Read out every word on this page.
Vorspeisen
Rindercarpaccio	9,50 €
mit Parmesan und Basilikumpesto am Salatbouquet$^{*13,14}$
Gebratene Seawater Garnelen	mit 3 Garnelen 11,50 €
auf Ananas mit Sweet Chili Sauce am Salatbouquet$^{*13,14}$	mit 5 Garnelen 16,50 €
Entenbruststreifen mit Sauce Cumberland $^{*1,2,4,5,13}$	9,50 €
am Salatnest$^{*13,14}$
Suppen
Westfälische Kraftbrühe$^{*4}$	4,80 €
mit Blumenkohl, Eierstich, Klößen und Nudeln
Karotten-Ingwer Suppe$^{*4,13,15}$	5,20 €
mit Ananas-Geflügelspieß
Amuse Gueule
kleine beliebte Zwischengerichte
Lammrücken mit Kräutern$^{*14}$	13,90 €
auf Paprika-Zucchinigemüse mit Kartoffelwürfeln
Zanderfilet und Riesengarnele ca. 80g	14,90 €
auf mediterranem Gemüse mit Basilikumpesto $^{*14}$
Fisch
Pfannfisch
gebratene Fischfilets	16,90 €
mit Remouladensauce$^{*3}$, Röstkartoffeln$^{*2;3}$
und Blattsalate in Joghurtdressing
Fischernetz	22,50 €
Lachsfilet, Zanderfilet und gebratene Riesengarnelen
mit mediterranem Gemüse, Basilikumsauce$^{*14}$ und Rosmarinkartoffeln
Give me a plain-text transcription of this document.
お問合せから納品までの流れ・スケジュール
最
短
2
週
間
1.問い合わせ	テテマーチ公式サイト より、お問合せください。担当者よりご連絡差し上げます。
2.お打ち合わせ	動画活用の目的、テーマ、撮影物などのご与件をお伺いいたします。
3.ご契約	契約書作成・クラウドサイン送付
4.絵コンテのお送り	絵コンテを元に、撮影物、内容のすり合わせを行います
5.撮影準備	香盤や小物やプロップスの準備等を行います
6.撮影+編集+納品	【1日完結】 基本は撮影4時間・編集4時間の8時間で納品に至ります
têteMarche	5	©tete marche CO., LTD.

◇ ◇ ◇ ◇

--- PROBLEM DESCRIPTION ---
Output every record above exactly as it appears.

--- SOLUTION BELOW ---
Read out every word on this page.
Vorspeisen
Rindercarpaccio	9,50 €
mit Parmesan und Basilikumpesto am Salatbouquet$^{*13,14}$
Gebratene Seawater Garnelen	mit 3 Garnelen 11,50 €
auf Ananas mit Sweet Chili Sauce am Salatbouquet$^{*13,14}$	mit 5 Garnelen 16,50 €
Entenbruststreifen mit Sauce Cumberland $^{*1,2,4,5,13}$	9,50 €
am Salatnest$^{*13,14}$
Suppen
Westfälische Kraftbrühe$^{*4}$	4,80 €
mit Blumenkohl, Eierstich, Klößen und Nudeln
Karotten-Ingwer Suppe$^{*4,13,15}$	5,20 €
mit Ananas-Geflügelspieß
Amuse Gueule
kleine beliebte Zwischengerichte
Lammrücken mit Kräutern$^{*14}$	13,90 €
auf Paprika-Zucchinigemüse mit Kartoffelwürfeln
Zanderfilet und Riesengarnele ca. 80g	14,90 €
auf mediterranem Gemüse mit Basilikumpesto $^{*14}$
Fisch
Pfannfisch
gebratene Fischfilets	16,90 €
mit Remouladensauce$^{*3}$, Röstkartoffeln$^{*2;3}$
und Blattsalate in Joghurtdressing
Fischernetz	22,50 €
Lachsfilet, Zanderfilet und gebratene Riesengarnelen
mit mediterranem Gemüse, Basilikumsauce$^{*14}$ und Rosmarinkartoffeln
Give me a plain-text transcription of this document.
お問合せから納品までの流れ・スケジュール
最
短
2
週
間
1.問い合わせ	テテマーチ公式サイト より、お問合せください。担当者よりご連絡差し上げます。
2.お打ち合わせ	動画活用の目的、テーマ、撮影物などのご与件をお伺いいたします。
3.ご契約	契約書作成・クラウドサイン送付
4.絵コンテのお送り	絵コンテを元に、撮影物、内容のすり合わせを行います
5.撮影準備	香盤や小物やプロップスの準備等を行います
6.撮影+編集+納品	【1日完結】 基本は撮影4時間・編集4時間の8時間で納品に至ります
têteMarche	5	©tete marche CO., LTD.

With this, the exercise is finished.